======== SUPPLIED DATA ========
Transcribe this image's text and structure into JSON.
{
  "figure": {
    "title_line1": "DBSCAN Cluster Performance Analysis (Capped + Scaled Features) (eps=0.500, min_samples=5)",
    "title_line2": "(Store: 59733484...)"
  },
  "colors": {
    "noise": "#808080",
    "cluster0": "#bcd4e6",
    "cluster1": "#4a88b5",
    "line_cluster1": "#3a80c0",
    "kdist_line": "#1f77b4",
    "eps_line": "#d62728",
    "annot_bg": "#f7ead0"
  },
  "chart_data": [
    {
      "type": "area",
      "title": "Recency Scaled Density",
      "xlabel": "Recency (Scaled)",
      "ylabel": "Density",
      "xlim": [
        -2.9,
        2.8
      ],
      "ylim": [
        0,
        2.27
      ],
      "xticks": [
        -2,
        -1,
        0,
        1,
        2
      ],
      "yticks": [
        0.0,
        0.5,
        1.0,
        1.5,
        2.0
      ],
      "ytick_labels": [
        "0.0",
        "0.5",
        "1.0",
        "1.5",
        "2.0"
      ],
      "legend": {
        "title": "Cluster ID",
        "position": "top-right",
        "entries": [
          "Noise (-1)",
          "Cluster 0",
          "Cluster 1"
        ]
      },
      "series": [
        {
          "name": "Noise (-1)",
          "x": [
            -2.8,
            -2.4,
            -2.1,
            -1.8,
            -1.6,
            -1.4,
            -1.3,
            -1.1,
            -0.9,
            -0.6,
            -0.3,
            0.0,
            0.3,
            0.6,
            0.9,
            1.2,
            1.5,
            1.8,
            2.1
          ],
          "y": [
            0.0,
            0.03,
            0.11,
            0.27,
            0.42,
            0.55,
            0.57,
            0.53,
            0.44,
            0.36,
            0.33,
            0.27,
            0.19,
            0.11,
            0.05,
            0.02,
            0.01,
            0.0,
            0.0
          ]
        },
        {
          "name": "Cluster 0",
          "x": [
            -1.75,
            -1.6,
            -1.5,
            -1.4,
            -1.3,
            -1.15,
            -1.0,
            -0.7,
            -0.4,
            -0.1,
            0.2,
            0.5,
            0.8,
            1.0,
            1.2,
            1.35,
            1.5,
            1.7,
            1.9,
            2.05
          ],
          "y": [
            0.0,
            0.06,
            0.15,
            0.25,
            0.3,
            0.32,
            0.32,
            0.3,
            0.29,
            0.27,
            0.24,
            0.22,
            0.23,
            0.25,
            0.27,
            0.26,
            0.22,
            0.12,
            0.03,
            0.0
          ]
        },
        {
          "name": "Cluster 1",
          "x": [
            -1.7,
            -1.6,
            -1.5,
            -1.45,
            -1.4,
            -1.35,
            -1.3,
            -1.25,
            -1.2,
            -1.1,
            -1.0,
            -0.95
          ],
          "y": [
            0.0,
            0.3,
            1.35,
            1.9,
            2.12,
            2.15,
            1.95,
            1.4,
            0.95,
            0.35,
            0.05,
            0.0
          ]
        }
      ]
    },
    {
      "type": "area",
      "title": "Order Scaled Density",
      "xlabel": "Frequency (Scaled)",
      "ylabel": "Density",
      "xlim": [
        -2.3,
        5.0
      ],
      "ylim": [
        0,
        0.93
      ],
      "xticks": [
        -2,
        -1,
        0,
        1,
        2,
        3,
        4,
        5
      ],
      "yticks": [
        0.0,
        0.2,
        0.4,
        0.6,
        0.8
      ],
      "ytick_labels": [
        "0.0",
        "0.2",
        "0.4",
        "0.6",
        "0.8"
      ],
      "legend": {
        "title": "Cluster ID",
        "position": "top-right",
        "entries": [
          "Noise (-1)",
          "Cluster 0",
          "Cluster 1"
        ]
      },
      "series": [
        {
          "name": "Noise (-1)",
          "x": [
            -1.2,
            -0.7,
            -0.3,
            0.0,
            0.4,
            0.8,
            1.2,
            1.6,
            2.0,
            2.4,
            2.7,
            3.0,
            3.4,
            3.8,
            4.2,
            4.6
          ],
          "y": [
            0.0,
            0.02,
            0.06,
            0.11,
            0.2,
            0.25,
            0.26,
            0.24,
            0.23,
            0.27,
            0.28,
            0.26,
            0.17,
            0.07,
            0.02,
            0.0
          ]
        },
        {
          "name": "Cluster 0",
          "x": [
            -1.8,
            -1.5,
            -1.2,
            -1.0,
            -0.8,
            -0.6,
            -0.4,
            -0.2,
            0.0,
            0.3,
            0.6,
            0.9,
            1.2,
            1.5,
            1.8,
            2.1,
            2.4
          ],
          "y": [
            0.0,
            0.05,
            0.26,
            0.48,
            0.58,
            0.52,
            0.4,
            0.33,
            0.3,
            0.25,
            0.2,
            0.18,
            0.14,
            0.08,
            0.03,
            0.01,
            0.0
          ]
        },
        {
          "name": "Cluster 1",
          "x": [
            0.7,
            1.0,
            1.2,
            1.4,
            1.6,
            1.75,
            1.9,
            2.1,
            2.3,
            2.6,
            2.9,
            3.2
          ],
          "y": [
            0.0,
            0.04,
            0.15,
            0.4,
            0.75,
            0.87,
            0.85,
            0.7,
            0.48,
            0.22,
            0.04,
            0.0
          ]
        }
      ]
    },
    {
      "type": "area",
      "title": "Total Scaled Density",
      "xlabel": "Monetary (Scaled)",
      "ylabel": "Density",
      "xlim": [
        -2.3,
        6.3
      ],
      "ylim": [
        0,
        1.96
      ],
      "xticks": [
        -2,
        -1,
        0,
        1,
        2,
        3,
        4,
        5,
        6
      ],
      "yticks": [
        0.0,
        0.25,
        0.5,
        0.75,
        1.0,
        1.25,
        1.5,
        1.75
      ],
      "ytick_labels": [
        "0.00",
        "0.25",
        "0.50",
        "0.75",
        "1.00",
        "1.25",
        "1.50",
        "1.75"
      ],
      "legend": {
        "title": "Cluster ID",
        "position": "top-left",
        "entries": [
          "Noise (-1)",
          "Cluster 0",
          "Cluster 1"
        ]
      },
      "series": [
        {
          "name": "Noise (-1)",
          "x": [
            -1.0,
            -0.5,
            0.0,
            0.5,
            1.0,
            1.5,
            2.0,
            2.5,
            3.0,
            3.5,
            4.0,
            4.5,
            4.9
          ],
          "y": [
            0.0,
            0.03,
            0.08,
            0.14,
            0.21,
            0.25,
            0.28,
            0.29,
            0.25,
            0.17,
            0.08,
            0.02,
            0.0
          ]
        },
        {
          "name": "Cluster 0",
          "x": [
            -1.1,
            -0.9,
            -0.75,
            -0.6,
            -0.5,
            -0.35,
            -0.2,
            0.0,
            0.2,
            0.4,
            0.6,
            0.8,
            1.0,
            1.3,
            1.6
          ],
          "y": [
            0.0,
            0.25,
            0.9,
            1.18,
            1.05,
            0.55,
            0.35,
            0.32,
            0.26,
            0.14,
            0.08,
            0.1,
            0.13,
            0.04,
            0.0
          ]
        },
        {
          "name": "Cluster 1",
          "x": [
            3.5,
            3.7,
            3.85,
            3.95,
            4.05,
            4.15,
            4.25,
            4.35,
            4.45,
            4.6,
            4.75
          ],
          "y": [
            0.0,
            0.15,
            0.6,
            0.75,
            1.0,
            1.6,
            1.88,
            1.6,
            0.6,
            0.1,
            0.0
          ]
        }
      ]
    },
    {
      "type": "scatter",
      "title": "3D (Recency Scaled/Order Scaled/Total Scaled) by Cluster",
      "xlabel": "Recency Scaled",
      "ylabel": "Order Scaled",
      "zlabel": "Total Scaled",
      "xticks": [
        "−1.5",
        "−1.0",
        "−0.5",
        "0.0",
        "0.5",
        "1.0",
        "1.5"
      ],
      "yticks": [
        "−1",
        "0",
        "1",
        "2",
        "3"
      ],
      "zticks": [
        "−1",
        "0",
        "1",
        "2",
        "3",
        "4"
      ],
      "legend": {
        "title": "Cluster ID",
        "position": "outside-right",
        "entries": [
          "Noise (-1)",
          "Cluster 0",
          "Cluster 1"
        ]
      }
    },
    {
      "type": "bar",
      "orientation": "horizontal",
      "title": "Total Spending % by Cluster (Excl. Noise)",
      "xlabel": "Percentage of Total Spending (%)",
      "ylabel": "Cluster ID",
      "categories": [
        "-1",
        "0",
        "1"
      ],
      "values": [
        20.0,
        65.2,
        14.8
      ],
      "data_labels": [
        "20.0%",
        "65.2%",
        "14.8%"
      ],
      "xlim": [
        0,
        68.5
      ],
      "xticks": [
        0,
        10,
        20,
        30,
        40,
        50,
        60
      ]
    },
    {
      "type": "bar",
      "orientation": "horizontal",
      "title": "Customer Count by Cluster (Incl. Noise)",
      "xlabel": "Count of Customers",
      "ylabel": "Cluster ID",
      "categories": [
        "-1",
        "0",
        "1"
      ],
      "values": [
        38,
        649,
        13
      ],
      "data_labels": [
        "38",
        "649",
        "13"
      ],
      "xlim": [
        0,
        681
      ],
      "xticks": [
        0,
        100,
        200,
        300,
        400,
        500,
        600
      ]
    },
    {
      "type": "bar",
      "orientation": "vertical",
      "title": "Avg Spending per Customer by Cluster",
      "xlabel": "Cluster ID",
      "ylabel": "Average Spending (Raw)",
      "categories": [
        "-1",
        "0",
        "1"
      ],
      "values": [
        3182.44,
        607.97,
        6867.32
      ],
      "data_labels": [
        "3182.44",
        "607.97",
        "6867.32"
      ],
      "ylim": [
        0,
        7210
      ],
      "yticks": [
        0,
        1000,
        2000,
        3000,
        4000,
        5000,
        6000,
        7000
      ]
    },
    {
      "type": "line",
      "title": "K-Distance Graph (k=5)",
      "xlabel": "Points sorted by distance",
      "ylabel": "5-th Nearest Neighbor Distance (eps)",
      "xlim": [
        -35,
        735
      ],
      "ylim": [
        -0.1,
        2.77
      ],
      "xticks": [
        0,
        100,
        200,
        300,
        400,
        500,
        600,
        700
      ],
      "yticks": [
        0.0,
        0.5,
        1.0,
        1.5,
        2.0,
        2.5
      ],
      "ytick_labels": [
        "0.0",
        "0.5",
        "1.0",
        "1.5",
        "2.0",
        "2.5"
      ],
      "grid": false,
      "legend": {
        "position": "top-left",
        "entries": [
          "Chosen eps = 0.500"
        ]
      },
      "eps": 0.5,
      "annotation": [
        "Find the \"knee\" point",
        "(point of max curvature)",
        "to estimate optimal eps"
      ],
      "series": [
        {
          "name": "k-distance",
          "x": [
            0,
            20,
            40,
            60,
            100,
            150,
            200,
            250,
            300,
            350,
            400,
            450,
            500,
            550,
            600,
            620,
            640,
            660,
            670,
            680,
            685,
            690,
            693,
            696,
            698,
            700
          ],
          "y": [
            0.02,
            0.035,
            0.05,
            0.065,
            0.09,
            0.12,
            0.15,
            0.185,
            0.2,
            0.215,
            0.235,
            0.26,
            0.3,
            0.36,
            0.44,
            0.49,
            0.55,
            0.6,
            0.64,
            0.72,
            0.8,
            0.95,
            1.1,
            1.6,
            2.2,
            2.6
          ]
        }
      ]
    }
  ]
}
========
__WHAT THE EXERCISE ASKS__
Using the listing above, pick out each line that contains the word "Recency", then copy it.

__COMPLETED EXERCISE__
      "title": "Recency Scaled Density",
      "xlabel": "Recency (Scaled)",
      "title": "3D (Recency Scaled/Order Scaled/Total Scaled) by Cluster",
      "xlabel": "Recency Scaled",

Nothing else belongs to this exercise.